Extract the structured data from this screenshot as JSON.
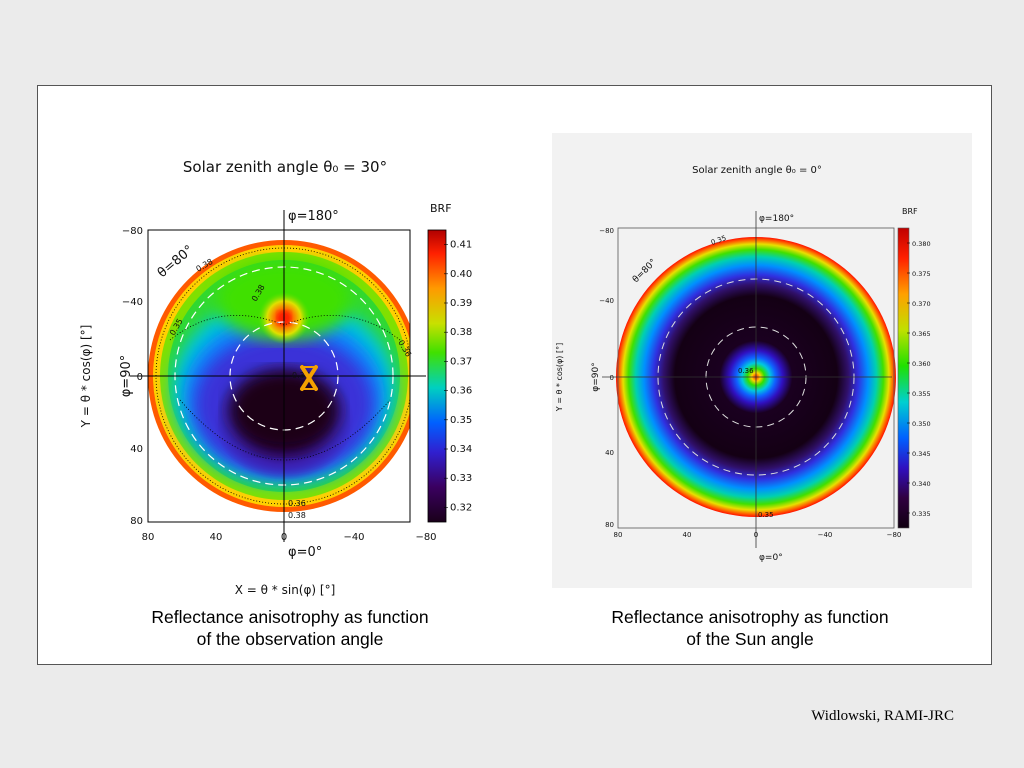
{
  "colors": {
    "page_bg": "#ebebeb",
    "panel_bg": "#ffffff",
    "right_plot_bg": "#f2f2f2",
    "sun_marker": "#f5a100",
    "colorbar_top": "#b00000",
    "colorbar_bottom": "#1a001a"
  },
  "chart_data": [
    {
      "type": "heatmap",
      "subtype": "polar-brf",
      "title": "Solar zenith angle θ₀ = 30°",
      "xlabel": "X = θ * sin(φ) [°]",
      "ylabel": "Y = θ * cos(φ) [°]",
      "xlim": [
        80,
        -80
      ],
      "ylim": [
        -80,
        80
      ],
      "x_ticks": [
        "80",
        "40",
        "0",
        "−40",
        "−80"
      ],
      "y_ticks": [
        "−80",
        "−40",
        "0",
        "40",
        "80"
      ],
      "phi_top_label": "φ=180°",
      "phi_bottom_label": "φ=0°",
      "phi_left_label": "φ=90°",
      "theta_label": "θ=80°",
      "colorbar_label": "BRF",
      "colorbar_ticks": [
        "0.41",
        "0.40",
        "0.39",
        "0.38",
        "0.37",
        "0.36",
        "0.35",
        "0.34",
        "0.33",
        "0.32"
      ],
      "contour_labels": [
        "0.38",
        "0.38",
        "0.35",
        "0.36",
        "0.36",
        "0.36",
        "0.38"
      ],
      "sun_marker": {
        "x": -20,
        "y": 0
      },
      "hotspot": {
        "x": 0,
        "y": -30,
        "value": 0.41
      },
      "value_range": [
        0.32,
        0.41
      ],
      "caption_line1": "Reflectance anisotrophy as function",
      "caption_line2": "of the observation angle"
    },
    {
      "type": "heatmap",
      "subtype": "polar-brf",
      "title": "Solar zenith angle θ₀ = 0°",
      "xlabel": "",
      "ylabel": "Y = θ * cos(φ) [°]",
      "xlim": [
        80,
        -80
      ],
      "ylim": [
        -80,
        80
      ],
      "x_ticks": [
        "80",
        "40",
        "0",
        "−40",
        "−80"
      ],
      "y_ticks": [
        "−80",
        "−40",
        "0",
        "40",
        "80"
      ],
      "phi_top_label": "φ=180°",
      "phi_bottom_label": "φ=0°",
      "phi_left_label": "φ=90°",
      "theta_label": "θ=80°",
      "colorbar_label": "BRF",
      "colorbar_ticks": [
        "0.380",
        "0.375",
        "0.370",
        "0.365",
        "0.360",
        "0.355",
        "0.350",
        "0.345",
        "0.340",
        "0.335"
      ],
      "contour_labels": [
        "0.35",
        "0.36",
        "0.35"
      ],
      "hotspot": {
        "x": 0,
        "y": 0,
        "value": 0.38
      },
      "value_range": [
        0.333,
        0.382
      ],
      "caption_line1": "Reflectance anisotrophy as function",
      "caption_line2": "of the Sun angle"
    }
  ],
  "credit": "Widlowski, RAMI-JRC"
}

┄┄┄┄┄┄┄┄┄┄

• Given problem: Extract all the entries word for word; omit any pictures.

• Reply:
Extract the structured data from this screenshot as JSON.
{
  "colors": {
    "page_bg": "#ebebeb",
    "panel_bg": "#ffffff",
    "right_plot_bg": "#f2f2f2",
    "sun_marker": "#f5a100",
    "colorbar_top": "#b00000",
    "colorbar_bottom": "#1a001a"
  },
  "chart_data": [
    {
      "type": "heatmap",
      "subtype": "polar-brf",
      "title": "Solar zenith angle θ₀ = 30°",
      "xlabel": "X = θ * sin(φ) [°]",
      "ylabel": "Y = θ * cos(φ) [°]",
      "xlim": [
        80,
        -80
      ],
      "ylim": [
        -80,
        80
      ],
      "x_ticks": [
        "80",
        "40",
        "0",
        "−40",
        "−80"
      ],
      "y_ticks": [
        "−80",
        "−40",
        "0",
        "40",
        "80"
      ],
      "phi_top_label": "φ=180°",
      "phi_bottom_label": "φ=0°",
      "phi_left_label": "φ=90°",
      "theta_label": "θ=80°",
      "colorbar_label": "BRF",
      "colorbar_ticks": [
        "0.41",
        "0.40",
        "0.39",
        "0.38",
        "0.37",
        "0.36",
        "0.35",
        "0.34",
        "0.33",
        "0.32"
      ],
      "contour_labels": [
        "0.38",
        "0.38",
        "0.35",
        "0.36",
        "0.36",
        "0.36",
        "0.38"
      ],
      "sun_marker": {
        "x": -20,
        "y": 0
      },
      "hotspot": {
        "x": 0,
        "y": -30,
        "value": 0.41
      },
      "value_range": [
        0.32,
        0.41
      ],
      "caption_line1": "Reflectance anisotrophy as function",
      "caption_line2": "of the observation angle"
    },
    {
      "type": "heatmap",
      "subtype": "polar-brf",
      "title": "Solar zenith angle θ₀ = 0°",
      "xlabel": "",
      "ylabel": "Y = θ * cos(φ) [°]",
      "xlim": [
        80,
        -80
      ],
      "ylim": [
        -80,
        80
      ],
      "x_ticks": [
        "80",
        "40",
        "0",
        "−40",
        "−80"
      ],
      "y_ticks": [
        "−80",
        "−40",
        "0",
        "40",
        "80"
      ],
      "phi_top_label": "φ=180°",
      "phi_bottom_label": "φ=0°",
      "phi_left_label": "φ=90°",
      "theta_label": "θ=80°",
      "colorbar_label": "BRF",
      "colorbar_ticks": [
        "0.380",
        "0.375",
        "0.370",
        "0.365",
        "0.360",
        "0.355",
        "0.350",
        "0.345",
        "0.340",
        "0.335"
      ],
      "contour_labels": [
        "0.35",
        "0.36",
        "0.35"
      ],
      "hotspot": {
        "x": 0,
        "y": 0,
        "value": 0.38
      },
      "value_range": [
        0.333,
        0.382
      ],
      "caption_line1": "Reflectance anisotrophy as function",
      "caption_line2": "of the Sun angle"
    }
  ],
  "credit": "Widlowski, RAMI-JRC"
}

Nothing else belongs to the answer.